==== Provided text

Messages are the core data structures for chat-based LLM interactions in LangChain.js. Each message has a role and content. Import:
import {
  BaseMessage,
  HumanMessage,
  AIMessage,
  SystemMessage,
  ToolMessage
} from "@langchain/core/messages";

Message Types

HumanMessage

Represents user input.
const message = new HumanMessage("Hello, how are you?");

// With additional fields
const message = new HumanMessage({
  content: "Hello",
  name: "Alice",
  additional_kwargs: { userId: "123" }
});

AIMessage

Represents model output.
const message = new AIMessage("I'm doing well, thank you!");

// With tool calls
const message = new AIMessage({
  content: "",
  tool_calls: [{
    name: "calculator",
    args: { expression: "2+2" },
    id: "call_123"
  }]
});

SystemMessage

Represents system instructions or context.
const message = new SystemMessage(
  "You are a helpful assistant that speaks like a pirate."
);

ToolMessage

Represents the result of a tool call.
const message = new ToolMessage({
  content: "4",
  tool_call_id: "call_123",
  name: "calculator"
});

Message Properties

content
string | ContentBlock[]
The message content (text or multimodal)
name
string
Optional name of the message author
additional_kwargs
Record<string, any>
Additional provider-specific data
response_metadata
Record<string, any>
Metadata from the model response

Multimodal Content

Messages can contain text, images, and other media:
import { HumanMessage } from "@langchain/core/messages";

const message = new HumanMessage({
  content: [
    {
      type: "text",
      text: "What's in this image?"

========

» About this exercise:
Carry on the LangChain.js messages documentation from the point where it stops.

==== Dataset entries

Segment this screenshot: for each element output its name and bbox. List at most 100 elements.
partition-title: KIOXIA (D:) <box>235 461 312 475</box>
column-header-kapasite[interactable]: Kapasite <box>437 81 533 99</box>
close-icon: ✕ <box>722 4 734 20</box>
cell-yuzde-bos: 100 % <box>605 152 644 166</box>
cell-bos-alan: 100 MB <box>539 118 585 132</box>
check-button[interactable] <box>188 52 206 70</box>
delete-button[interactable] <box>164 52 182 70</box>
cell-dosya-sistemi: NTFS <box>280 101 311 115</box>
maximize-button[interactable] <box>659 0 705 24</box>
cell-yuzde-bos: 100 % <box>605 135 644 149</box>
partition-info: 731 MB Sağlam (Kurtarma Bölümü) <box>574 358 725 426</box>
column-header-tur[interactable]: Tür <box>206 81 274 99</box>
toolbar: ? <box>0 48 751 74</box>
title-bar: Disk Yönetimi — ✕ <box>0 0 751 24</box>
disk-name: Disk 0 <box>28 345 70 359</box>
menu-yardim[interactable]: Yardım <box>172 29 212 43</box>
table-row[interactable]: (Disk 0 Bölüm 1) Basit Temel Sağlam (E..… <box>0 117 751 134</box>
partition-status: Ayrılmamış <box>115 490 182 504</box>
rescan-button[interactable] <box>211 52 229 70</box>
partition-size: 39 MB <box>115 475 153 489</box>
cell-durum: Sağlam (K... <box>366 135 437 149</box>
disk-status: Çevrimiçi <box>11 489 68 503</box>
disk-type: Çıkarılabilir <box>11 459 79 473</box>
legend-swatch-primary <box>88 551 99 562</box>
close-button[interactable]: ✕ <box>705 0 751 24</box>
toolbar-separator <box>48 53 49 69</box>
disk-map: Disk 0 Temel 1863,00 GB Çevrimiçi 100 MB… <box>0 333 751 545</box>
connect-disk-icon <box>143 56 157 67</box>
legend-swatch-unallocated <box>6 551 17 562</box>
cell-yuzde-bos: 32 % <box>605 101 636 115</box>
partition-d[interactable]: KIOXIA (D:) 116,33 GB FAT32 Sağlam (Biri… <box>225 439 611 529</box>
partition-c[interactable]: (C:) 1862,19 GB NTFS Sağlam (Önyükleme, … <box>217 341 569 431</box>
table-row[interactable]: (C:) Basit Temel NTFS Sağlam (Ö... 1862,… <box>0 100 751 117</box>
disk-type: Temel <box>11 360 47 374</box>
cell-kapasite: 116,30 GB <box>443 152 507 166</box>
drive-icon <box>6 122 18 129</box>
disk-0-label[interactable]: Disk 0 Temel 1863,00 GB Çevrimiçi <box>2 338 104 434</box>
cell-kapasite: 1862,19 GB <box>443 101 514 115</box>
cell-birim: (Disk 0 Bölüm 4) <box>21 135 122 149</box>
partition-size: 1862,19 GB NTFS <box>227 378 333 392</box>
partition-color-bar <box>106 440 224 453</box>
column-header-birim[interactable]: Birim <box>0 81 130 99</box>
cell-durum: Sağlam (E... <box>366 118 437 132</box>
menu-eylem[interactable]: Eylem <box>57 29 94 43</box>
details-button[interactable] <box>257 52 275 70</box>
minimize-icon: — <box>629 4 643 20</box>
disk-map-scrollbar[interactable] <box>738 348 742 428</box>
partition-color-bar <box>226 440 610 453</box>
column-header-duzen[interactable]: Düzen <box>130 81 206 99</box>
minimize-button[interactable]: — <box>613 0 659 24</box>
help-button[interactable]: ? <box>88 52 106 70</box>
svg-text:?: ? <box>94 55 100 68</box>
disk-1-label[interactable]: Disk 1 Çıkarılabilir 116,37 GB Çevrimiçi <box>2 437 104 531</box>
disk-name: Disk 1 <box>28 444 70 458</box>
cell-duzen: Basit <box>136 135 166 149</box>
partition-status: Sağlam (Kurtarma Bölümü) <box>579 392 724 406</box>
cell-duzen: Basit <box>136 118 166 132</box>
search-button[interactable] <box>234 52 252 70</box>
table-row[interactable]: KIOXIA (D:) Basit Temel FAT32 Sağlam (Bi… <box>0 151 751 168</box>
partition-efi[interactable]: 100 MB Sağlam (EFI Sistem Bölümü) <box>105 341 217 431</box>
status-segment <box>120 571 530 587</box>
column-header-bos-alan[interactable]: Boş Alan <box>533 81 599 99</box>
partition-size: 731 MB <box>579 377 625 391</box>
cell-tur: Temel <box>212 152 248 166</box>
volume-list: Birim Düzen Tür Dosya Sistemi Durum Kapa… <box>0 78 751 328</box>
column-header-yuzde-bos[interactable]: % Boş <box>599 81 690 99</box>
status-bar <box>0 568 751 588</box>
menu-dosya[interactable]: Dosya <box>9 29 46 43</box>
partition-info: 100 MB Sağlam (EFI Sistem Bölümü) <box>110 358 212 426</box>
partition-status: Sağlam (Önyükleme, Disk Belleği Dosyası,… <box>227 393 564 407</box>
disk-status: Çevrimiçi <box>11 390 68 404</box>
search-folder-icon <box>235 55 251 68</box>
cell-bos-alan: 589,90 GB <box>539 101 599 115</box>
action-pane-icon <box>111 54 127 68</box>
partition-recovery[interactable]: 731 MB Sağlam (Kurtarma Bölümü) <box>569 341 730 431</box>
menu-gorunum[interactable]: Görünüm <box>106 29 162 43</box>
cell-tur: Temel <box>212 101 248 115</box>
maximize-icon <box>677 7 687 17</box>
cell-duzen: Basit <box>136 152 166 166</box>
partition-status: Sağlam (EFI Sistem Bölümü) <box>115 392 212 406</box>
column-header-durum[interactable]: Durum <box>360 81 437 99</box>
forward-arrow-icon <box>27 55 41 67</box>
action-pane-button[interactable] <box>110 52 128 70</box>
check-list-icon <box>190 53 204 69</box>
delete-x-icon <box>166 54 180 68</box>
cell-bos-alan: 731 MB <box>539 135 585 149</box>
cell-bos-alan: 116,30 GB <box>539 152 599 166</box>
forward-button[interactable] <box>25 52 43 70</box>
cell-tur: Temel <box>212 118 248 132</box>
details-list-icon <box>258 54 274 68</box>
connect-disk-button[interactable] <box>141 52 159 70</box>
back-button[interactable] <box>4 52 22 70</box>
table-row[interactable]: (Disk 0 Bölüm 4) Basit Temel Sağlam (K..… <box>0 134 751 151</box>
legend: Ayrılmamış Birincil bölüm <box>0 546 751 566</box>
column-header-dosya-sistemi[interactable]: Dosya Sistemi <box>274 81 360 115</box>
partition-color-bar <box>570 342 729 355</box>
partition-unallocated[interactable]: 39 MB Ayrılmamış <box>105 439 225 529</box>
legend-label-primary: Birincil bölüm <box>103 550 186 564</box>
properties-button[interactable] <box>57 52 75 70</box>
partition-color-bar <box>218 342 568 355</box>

========

» Response box:
    },
    {
      type: "image_url",
      image_url: { url: "https://example.com/image.jpg" }
    }
  ]
});

Message Shortcuts

LangChain provides tuple shortcuts for creating messages:
import { ChatOpenAI } from "@langchain/openai";

const model = new ChatOpenAI();

const response = await model.invoke([
  ["system", "You are a helpful assistant"],
  ["human", "Hello!"]
]);

Message Utilities

filterMessages

Filter messages by type or custom criteria:
import { filterMessages } from "@langchain/core/messages";

const filtered = filterMessages(messages, {
  includeTypes: ["human", "ai"],
  excludeNames: ["system"]
});

trimMessages

Trim messages to fit within a token limit:
import { trimMessages } from "@langchain/core/messages";

const trimmed = await trimMessages(messages, {
  maxTokens: 1000,
  strategy: "last", // or "first"
  tokenCounter: (messages) => messages.length * 10
});

Tool Calls

AI messages can include tool calls:
const aiMessage = new AIMessage({
  content: "Let me calculate that for you.",
  tool_calls: [
    {
      name: "calculator",
      args: { expression: "100 * 25" },
      id: "call_abc123",
      type: "tool_call"
    }
  ]
});

// Check for tool calls
if (aiMessage.tool_calls && aiMessage.tool_calls.length > 0) {
  console.log("Model wants to call tools:", aiMessage.tool_calls);
}

Examples

Conversation History

import { HumanMessage, AIMessage } from "@langchain/core/messages";

const conversation = [
  new HumanMessage("Hi, my name is Alice"),
  new AIMessage("Hello Alice! How can I help you today?"),
  new HumanMessage("What's my name?"),
];

const response = await model.invoke(conversation);
// "Your name is Alice."

Tool Use Flow

const messages = [
  new HumanMessage("What's 25 * 4?"),
  new AIMessage({
    content: "",
    tool_calls: [{
      name: "calculator",
      args: { expression: "25*4" },
      id: "call_1"
    }]
  }),
  new ToolMessage({
    content: "100",
    tool_call_id: "call_1"
  }),
  new AIMessage("25 * 4 = 100")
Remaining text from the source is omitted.